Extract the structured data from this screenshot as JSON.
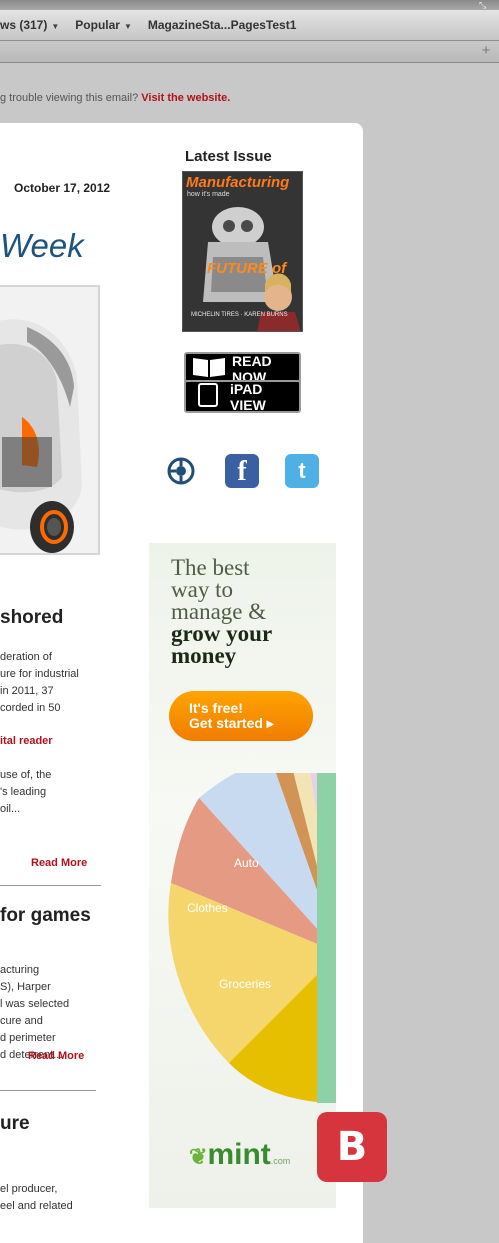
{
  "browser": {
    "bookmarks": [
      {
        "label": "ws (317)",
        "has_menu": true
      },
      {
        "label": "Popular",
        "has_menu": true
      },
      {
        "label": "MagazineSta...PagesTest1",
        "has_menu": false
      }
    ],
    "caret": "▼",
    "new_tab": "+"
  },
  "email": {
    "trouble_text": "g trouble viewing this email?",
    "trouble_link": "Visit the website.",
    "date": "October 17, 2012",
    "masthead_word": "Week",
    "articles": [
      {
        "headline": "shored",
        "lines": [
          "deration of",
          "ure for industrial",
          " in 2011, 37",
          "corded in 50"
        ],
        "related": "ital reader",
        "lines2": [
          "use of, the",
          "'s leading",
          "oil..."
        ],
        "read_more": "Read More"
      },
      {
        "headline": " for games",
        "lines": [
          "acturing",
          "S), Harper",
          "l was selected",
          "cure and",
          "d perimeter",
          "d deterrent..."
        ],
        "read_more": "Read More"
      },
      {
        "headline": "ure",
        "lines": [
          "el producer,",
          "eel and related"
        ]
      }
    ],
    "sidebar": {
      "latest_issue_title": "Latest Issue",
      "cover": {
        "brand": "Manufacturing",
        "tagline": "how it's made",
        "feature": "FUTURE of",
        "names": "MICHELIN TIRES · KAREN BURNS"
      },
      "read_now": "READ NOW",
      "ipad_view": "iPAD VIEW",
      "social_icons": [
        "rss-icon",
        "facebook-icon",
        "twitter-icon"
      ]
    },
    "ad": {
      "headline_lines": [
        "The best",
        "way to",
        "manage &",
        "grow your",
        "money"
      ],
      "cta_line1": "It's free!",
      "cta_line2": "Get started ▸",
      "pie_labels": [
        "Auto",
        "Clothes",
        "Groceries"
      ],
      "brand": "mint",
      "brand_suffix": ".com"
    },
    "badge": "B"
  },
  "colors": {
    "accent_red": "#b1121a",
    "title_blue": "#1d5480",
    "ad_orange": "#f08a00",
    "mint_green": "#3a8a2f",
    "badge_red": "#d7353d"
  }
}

..........

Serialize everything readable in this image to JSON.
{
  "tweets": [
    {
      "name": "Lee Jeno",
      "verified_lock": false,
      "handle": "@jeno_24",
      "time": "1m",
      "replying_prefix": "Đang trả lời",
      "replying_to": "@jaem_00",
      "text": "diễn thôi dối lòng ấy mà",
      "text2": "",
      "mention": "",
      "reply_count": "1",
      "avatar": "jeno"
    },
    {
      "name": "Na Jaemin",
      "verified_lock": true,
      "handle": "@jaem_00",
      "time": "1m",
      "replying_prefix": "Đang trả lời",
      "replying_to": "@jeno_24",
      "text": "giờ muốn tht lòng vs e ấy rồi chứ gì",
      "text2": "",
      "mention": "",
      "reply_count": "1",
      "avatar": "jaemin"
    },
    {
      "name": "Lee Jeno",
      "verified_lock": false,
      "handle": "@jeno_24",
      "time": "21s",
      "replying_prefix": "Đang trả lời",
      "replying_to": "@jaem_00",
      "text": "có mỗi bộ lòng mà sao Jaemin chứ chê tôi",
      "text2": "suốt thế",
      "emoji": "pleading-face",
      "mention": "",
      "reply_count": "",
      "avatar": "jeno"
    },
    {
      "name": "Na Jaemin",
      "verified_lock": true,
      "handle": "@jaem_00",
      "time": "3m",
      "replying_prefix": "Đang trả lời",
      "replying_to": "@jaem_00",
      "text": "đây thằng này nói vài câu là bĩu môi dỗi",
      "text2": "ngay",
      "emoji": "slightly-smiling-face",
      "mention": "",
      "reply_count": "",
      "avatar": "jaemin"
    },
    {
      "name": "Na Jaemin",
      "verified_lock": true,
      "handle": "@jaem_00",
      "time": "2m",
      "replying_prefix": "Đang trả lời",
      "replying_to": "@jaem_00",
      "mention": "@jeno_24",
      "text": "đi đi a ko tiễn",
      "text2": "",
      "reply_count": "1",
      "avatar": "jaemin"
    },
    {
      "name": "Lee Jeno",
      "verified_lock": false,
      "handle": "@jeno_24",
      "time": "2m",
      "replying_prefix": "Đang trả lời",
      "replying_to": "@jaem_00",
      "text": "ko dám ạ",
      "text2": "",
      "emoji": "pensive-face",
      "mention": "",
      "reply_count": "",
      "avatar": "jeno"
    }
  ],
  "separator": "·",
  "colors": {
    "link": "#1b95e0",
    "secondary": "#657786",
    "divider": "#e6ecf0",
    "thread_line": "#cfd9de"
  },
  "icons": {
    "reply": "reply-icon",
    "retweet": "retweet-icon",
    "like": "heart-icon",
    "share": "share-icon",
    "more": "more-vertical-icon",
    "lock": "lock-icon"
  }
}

..........

EXERCISE TASK :: Show the lines that mention the word "this".

OUTPUT ::
Extract the structured data from this screenshot as JSON.
    "trouble_text": "g trouble viewing this email?",
Serialize everything readable in this image to JSON.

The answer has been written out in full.